# Short problem A
In the issue about using XmlSerde with PrestoDB, where did the poster upload the required jars?
# Short problem B
Pick up the issue thread on XmlSerde with PrestoDB right after its final line and write what comes next.

Skip to content
New issue

Have a question about this project? Sign up for a free GitHub account to open an issue and contact its maintainers and the community.

By clicking “Sign up for GitHub”, you agree to our terms of service and privacy statement. We’ll occasionally send you account related emails.

Already on GitHub? Sign in to your account

XmlSerde for Hive with PrestoDB #9002

Open
leolorenzoluis opened this issue Sep 19, 2017 · 14 comments
Open

XmlSerde for Hive with PrestoDB #9002

leolorenzoluis opened this issue Sep 19, 2017 · 14 comments

Comments

@leolorenzoluis
Copy link

I have a table in Hive that uses XmlSerde from https://github.com/dvasilen/Hive-XML-SerDe.
I've uploaded the required jars in /hive-hadoop2 in presto coordinator/nodes and I am able to query the hdfs file that it points to from presto using the ff command:

hdfs dfs -cat hdfs://namenode:8020/user/hive/warehouse/xml_auctions/in_hdfs.xml'

It prints the XML file. However, when I try to query it with presto-cli then I get the ff error:

uery 20170919_022807_00021_hwgdm failed: Error opening Hive split hdfs://namenode:8020/user/hive/warehouse/xml_auctions/in_hdfs.xml (offset=0, length=420) using com.ibm.spss.hive.serde2.xml.XmlInputFormat: null
com.facebook.presto.spi.PrestoException: Error opening Hive split hdfs://namenode:8020/user/hive/warehouse/xml_auctions/in_hdfs.xml (offset=0, length=420) using com.ibm.spss.hive.serde2.xml.XmlInputFormat: null
	at com.facebook.presto.hive.HiveUtil.createRecordReader(HiveUtil.java:200)
	at com.facebook.presto.hive.GenericHiveRecordCursorProvider.lambda$createRecordCursor$0(GenericHiveRecordCursorProvider.java:72)

# Data provided

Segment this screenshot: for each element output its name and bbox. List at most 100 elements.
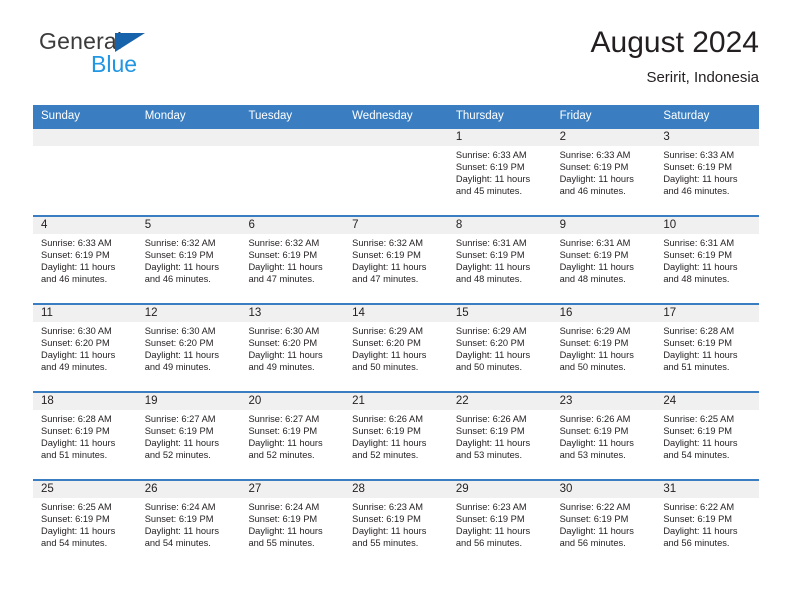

# Exercise result A
To /hive-hadoop2 on the Presto coordinator and nodes.

# Exercise result B
	at com.facebook.presto.hive.authentication.NoHdfsAuthentication.doAs(NoHdfsAuthentication.java:23)
	at com.facebook.presto.hive.HdfsEnvironment.doAs(HdfsEnvironment.java:76)
	at com.facebook.presto.hive.GenericHiveRecordCursorProvider.createRecordCursor(GenericHiveRecordCursorProvider.java:71)
	at com.facebook.presto.hive.HivePageSourceProvider.createHivePageSource(HivePageSourceProvider.java:160)
	at com.facebook.presto.hive.HivePageSourceProvider.createPageSource(HivePageSourceProvider.java:87)
	at com.facebook.presto.spi.connector.classloader.ClassLoaderSafeConnectorPageSourceProvider.createPageSource(ClassLoaderSafeConnectorPageSourceProvider.java:44)
	at com.facebook.presto.split.PageSourceManager.createPageSource(PageSourceManager.java:56)
	at com.facebook.presto.operator.TableScanOperator.getOutput(TableScanOperator.java:259)
	at com.facebook.presto.operator.Driver.processInternal(Driver.java:300)
	at com.facebook.presto.operator.Driver.lambda$processFor$6(Driver.java:234)
	at com.facebook.presto.operator.Driver.tryWithLock(Driver.java:538)
	at com.facebook.presto.operator.Driver.processFor(Driver.java:229)
	at com.facebook.presto.execution.SqlTaskExecution$DriverSplitRunner.processFor(SqlTaskExecution.java:623)
	at com.facebook.presto.execution.executor.PrioritizedSplitRunner.process(PrioritizedSplitRunner.java:163)
	at com.facebook.presto.execution.executor.LegacyPrioritizedSplitRunner.process(LegacyPrioritizedSplitRunner.java:23)
	at com.facebook.presto.execution.executor.TaskExecutor$TaskRunner.run(TaskExecutor.java:478)
	at java.util.concurrent.ThreadPoolExecutor.runWorker(ThreadPoolExecutor.java:1142)
	at java.util.concurrent.ThreadPoolExecutor$Worker.run(ThreadPoolExecutor.java:617)
	at java.lang.Thread.run(Thread.java:745)
Caused by: java.lang.NullPointerException
	at com.ibm.spss.hive.serde2.xml.XmlInputFormat$XmlRecordReader.<init>(XmlInputFormat.java:72)
	at com.ibm.spss.hive.serde2.xml.XmlInputFormat.getRecordReader(XmlInputFormat.java:57)
	at com.facebook.presto.hive.HiveUtil.lambda$createRecordReader$3(HiveUtil.java:197)
	at com.facebook.presto.hive.RetryDriver.run(RetryDriver.java:138)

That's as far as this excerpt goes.